--- START OF Page extract ---
[Intel-gfx] [RFC PATCH 04/20] drm/sched: Convert drm scheduler to use a work queue rather than kthread

Wed Jan 11 09:09:45 UTC 2023

On 11/01/2023 01:13, Matthew Brost wrote:
> On Tue, Jan 10, 2023 at 04:39:00PM +0000, Matthew Brost wrote:
>> On Tue, Jan 10, 2023 at 11:28:08AM +0000, Tvrtko Ursulin wrote:
>>>
>>>
>>> On 09/01/2023 17:27, Jason Ekstrand wrote:
>>>
>>> [snip]
>>>
>>>>       >>> AFAICT it proposes to have 1:1 between *userspace* created
>>>>      contexts (per
>>>>       >>> context _and_ engine) and drm_sched. I am not sure avoiding
>>>>      invasive changes
>>>>       >>> to the shared code is in the spirit of the overall idea and instead
>>>>       >>> opportunity should be used to look at way to refactor/improve
>>>>      drm_sched.
>>>>
>>>>
>>>> Maybe?  I'm not convinced that what Xe is doing is an abuse at all or
>>>> really needs to drive a re-factor.  (More on that later.)  There's only
>>>> one real issue which is that it fires off potentially a lot of kthreads.
>>>> Even that's not that bad given that kthreads are pretty light and you're
>>>> not likely to have more kthreads than userspace threads which are much
>>>> heavier.  Not ideal, but not the end of the world either.  Definitely
>>>> something we can/should optimize but if we went through with Xe without
>>>> this patch, it would probably be mostly ok.
>>>>
>>>>       >> Yes, it is 1:1 *userspace* engines and drm_sched.
>>>>       >>
>>>>       >> I'm not really prepared to make large changes to DRM scheduler
>>>>      at the
>>>>       >> moment for Xe as they are not really required nor does Boris
>>>>      seem they
>>>>       >> will be required for his work either. I am interested to see
>>>>      what Boris
>>>>       >> comes up with.
>>>>       >>
>>>>       >>> Even on the low level, the idea to replace drm_sched threads
>>>>      with workers
>>>>       >>> has a few problems.
--- END OF Page extract ---
--- START OF Information supplied ---
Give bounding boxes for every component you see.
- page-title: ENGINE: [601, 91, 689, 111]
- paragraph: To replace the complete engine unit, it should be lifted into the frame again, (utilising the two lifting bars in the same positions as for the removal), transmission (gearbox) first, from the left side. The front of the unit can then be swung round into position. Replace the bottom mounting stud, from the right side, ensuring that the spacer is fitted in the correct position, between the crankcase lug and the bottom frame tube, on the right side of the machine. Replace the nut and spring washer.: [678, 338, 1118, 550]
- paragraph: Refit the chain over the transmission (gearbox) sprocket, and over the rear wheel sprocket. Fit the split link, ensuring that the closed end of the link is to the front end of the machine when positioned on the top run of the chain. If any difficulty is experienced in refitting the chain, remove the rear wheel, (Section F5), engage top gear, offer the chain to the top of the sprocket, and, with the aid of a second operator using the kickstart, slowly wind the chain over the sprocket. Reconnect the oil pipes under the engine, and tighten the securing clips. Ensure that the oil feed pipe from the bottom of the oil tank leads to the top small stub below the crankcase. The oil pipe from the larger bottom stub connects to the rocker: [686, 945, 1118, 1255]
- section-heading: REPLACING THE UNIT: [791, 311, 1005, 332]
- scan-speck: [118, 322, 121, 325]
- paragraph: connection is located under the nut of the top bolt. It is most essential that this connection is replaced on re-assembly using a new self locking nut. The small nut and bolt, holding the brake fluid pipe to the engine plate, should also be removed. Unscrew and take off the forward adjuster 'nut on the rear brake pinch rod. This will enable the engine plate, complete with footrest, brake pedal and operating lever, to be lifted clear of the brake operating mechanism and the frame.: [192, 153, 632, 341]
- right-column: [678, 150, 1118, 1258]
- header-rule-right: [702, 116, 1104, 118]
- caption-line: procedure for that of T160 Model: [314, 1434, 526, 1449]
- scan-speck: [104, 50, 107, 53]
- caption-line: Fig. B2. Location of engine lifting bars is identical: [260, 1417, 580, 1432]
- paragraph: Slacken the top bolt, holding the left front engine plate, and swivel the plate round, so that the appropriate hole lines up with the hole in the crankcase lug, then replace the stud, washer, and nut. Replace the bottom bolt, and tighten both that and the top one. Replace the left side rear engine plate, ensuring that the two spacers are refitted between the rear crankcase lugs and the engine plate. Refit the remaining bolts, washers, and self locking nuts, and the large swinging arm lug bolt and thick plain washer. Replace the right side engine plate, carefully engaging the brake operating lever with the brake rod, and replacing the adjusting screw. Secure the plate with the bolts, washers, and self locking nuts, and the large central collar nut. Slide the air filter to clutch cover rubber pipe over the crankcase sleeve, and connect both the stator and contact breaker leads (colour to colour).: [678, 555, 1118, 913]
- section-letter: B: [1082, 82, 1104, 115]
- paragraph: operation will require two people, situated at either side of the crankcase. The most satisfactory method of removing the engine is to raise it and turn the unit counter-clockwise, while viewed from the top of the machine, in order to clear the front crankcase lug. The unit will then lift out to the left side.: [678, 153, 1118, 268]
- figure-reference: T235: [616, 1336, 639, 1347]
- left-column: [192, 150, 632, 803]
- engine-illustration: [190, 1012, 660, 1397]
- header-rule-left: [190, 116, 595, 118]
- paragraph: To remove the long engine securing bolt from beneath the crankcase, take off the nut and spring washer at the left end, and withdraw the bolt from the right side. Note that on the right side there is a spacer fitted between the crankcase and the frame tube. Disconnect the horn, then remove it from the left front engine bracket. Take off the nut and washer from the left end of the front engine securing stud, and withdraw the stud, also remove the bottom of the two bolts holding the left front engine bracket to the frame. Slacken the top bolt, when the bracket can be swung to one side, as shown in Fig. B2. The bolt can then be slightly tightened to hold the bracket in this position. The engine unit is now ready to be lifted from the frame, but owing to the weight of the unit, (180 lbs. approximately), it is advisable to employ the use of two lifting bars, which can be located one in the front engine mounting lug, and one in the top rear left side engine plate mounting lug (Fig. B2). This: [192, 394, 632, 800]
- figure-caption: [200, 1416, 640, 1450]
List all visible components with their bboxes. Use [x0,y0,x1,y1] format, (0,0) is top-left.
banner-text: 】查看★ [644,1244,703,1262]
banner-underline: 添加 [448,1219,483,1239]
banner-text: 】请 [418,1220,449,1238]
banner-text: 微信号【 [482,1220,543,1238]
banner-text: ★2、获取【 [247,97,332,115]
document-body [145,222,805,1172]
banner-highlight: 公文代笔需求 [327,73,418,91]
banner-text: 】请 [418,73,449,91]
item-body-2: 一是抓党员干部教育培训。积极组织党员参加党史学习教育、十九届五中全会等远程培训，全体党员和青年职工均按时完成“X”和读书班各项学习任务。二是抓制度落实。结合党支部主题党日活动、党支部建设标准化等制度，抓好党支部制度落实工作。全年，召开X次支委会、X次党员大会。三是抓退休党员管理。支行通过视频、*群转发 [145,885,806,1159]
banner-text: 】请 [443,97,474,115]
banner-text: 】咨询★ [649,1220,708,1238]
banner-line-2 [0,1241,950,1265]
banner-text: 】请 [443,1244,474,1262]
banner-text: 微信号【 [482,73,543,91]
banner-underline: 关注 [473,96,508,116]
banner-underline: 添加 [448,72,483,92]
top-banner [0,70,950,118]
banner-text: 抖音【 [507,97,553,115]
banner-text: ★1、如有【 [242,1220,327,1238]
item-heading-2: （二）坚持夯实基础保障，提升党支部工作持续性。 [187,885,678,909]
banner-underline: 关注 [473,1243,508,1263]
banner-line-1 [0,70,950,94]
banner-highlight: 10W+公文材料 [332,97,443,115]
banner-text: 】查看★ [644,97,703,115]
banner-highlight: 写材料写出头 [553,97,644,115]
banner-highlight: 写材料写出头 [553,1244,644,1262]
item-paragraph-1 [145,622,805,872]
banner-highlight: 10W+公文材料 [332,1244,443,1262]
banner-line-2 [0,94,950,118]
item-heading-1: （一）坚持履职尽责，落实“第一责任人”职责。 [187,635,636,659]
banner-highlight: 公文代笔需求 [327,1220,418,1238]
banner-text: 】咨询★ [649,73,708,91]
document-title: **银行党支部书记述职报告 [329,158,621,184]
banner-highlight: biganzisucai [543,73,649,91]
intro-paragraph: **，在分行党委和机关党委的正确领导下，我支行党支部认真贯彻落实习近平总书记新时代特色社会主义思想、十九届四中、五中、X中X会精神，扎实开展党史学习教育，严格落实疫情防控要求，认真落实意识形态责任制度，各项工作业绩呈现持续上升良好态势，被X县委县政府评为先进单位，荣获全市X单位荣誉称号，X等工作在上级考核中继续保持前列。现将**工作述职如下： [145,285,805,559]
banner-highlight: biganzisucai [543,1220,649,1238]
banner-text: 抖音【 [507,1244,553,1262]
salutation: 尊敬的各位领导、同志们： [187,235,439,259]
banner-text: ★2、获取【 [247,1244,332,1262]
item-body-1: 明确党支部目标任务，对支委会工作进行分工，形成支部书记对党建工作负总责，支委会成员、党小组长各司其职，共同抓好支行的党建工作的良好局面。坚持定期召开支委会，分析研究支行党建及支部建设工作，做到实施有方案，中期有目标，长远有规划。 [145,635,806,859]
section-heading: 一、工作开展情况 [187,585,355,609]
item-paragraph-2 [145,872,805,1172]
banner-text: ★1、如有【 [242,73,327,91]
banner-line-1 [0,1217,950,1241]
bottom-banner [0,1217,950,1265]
--- END OF Information supplied ---
Task goal:
Resume the mailing-list thread about converting the DRM scheduler to a work queue, picking up right after its final line.

Written answer:
>>>>       >>>
>>>>       >>> To start with, the pattern of:
>>>>       >>>
>>>>       >>>    while (not_stopped) {
>>>>       >>>     keep picking jobs
>>>>       >>>    }
>>>>       >>>
>>>>       >>> Feels fundamentally in disagreement with workers (while
>>>>      obviously fits
>>>>       >>> perfectly with the current kthread design).
>>>>       >>
>>>>       >> The while loop breaks and worker exists if no jobs are ready.
>>>>
>>>>
>>>> I'm not very familiar with workqueues. What are you saying would fit
>>>> better? One scheduling job per work item rather than one big work item
>>>> which handles all available jobs?
>>>
>>> Yes and no, it indeed IMO does not fit to have a work item which is
>>> potentially unbound in runtime. But it is a bit moot conceptual mismatch
>>> because it is a worst case / theoretical, and I think due more fundamental
>>> concerns.
>>>
>>> If we have to go back to the low level side of things, I've picked this
>>> random spot to consolidate what I have already mentioned and perhaps expand.
>>>
>>> To start with, let me pull out some thoughts from workqueue.rst:
>>>
>>> """
>>> Generally, work items are not expected to hog a CPU and consume many cycles.
>>> That means maintaining just enough concurrency to prevent work processing
>>> from stalling should be optimal.
>>> """
>>>
>>> For unbound queues:
>>> """
>>> The responsibility of regulating concurrency level is on the users.
>>> """
>>>
>>> Given the unbound queues will be spawned on demand to service all queued
>>> work items (more interesting when mixing up with the system_unbound_wq), in
>>> the proposed design the number of instantiated worker threads does not
>>> correspond to the number of user threads (as you have elsewhere stated), but
>>> pessimistically to the number of active user contexts. That is the number
>>> which drives the maximum number of not-runnable jobs that can become
>>> runnable at once, and hence spawn that many work items, and in turn unbound
>>> worker threads.
>>>
>>> Several problems there.
>>>
>>> It is fundamentally pointless to have potentially that many more threads
>>> than the number of CPU cores - it simply creates a scheduling storm.
>>>
>>
>> We can use a different work queue if this is an issue, have a FIXME
>> which indicates we should allow the user to pass in the work queue.
>>
>>> Unbound workers have no CPU / cache locality either and no connection with
>>> the CPU scheduler to optimize scheduling patterns. This may matter either on
>>> large systems or on small ones. Whereas the current design allows for
>>> scheduler to notice userspace CPU thread keeps waking up the same drm
>>> scheduler kernel thread, and so it can keep them on the same CPU, the
>>> unbound workers lose that ability and so 2nd CPU might be getting woken up
>>> from low sleep for every submission.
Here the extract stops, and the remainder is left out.